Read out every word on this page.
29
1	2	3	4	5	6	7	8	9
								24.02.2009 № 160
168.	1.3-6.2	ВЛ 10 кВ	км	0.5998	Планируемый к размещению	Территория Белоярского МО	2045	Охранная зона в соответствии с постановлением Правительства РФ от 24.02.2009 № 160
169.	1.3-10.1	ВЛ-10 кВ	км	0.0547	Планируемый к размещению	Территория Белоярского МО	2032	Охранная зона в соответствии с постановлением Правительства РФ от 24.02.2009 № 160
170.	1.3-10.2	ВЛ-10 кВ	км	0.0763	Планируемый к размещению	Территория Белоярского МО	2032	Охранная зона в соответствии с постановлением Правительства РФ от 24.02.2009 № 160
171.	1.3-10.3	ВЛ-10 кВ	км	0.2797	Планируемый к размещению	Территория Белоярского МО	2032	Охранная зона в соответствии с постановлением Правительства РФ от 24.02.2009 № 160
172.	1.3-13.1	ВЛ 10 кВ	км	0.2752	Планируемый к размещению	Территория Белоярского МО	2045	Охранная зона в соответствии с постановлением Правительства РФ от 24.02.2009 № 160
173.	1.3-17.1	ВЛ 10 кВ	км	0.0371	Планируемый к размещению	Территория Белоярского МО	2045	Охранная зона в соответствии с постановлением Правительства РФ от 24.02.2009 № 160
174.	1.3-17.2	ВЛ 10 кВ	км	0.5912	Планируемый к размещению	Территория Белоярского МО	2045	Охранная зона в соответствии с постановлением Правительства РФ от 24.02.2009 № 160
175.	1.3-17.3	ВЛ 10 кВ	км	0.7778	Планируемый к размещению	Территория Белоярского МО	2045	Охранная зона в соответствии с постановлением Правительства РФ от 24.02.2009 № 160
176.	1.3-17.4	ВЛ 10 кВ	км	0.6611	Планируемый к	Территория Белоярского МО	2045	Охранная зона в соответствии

--------

Reproduce every record, matching each line exactly.

Read out every word on this page.
29
1	2	3	4	5	6	7	8	9
								24.02.2009 № 160
168.	1.3-6.2	ВЛ 10 кВ	км	0.5998	Планируемый к размещению	Территория Белоярского МО	2045	Охранная зона в соответствии с постановлением Правительства РФ от 24.02.2009 № 160
169.	1.3-10.1	ВЛ-10 кВ	км	0.0547	Планируемый к размещению	Территория Белоярского МО	2032	Охранная зона в соответствии с постановлением Правительства РФ от 24.02.2009 № 160
170.	1.3-10.2	ВЛ-10 кВ	км	0.0763	Планируемый к размещению	Территория Белоярского МО	2032	Охранная зона в соответствии с постановлением Правительства РФ от 24.02.2009 № 160
171.	1.3-10.3	ВЛ-10 кВ	км	0.2797	Планируемый к размещению	Территория Белоярского МО	2032	Охранная зона в соответствии с постановлением Правительства РФ от 24.02.2009 № 160
172.	1.3-13.1	ВЛ 10 кВ	км	0.2752	Планируемый к размещению	Территория Белоярского МО	2045	Охранная зона в соответствии с постановлением Правительства РФ от 24.02.2009 № 160
173.	1.3-17.1	ВЛ 10 кВ	км	0.0371	Планируемый к размещению	Территория Белоярского МО	2045	Охранная зона в соответствии с постановлением Правительства РФ от 24.02.2009 № 160
174.	1.3-17.2	ВЛ 10 кВ	км	0.5912	Планируемый к размещению	Территория Белоярского МО	2045	Охранная зона в соответствии с постановлением Правительства РФ от 24.02.2009 № 160
175.	1.3-17.3	ВЛ 10 кВ	км	0.7778	Планируемый к размещению	Территория Белоярского МО	2045	Охранная зона в соответствии с постановлением Правительства РФ от 24.02.2009 № 160
176.	1.3-17.4	ВЛ 10 кВ	км	0.6611	Планируемый к	Территория Белоярского МО	2045	Охранная зона в соответствии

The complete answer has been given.